- **EXERCISE TASK**
Locate and copy each line in the data that contains the word "Severidad".

- **RECORDS TO USE**

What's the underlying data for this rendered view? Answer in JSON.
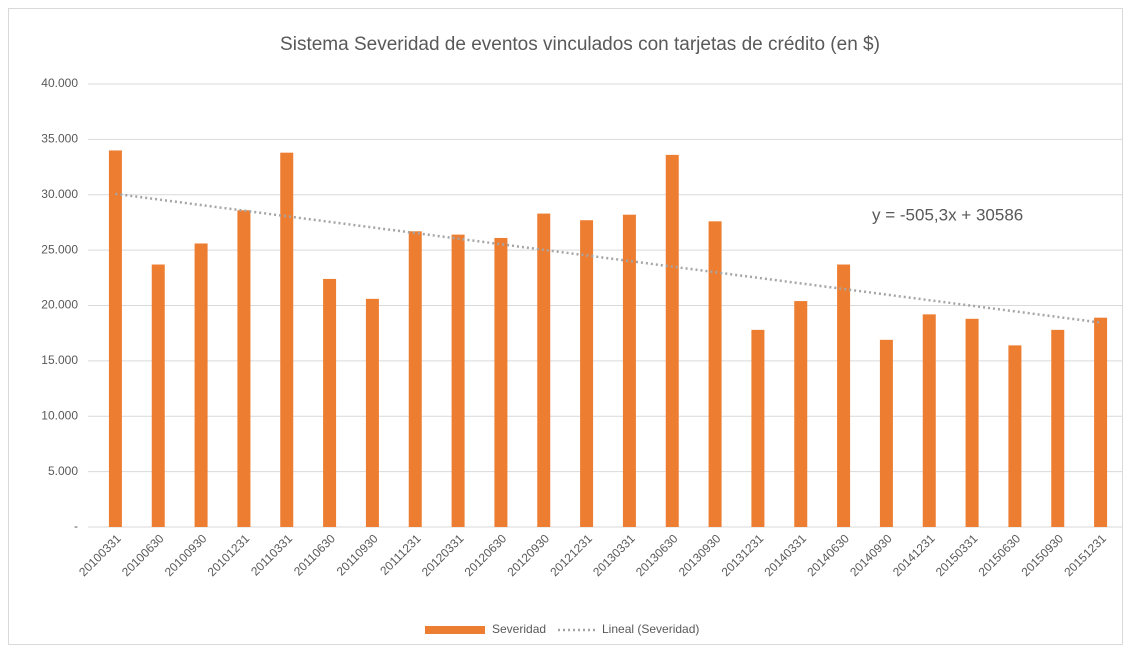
{
  "chart_data": {
    "type": "bar",
    "title": "Sistema  Severidad de eventos vinculados con tarjetas de crédito (en $)",
    "categories": [
      "20100331",
      "20100630",
      "20100930",
      "20101231",
      "20110331",
      "20110630",
      "20110930",
      "20111231",
      "20120331",
      "20120630",
      "20120930",
      "20121231",
      "20130331",
      "20130630",
      "20130930",
      "20131231",
      "20140331",
      "20140630",
      "20140930",
      "20141231",
      "20150331",
      "20150630",
      "20150930",
      "20151231"
    ],
    "series": [
      {
        "name": "Severidad",
        "color": "#ed7d31",
        "values": [
          34000,
          23700,
          25600,
          28600,
          33800,
          22400,
          20600,
          26700,
          26400,
          26100,
          28300,
          27700,
          28200,
          33600,
          27600,
          17800,
          20400,
          23700,
          16900,
          19200,
          18800,
          16400,
          17800,
          18900
        ]
      }
    ],
    "trendline": {
      "name": "Lineal (Severidad)",
      "color": "#a5a5a5",
      "slope": -505.3,
      "intercept": 30586,
      "label": "y = -505,3x + 30586"
    },
    "ylim": [
      0,
      40000
    ],
    "yticks": [
      {
        "value": 0,
        "label": "-"
      },
      {
        "value": 5000,
        "label": "5.000"
      },
      {
        "value": 10000,
        "label": "10.000"
      },
      {
        "value": 15000,
        "label": "15.000"
      },
      {
        "value": 20000,
        "label": "20.000"
      },
      {
        "value": 25000,
        "label": "25.000"
      },
      {
        "value": 30000,
        "label": "30.000"
      },
      {
        "value": 35000,
        "label": "35.000"
      },
      {
        "value": 40000,
        "label": "40.000"
      }
    ],
    "grid": true,
    "legend": "bottom"
  }
}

- **EXPECTED ANSWER**
    "title": "Sistema  Severidad de eventos vinculados con tarjetas de crédito (en $)",
        "name": "Severidad",
      "name": "Lineal (Severidad)",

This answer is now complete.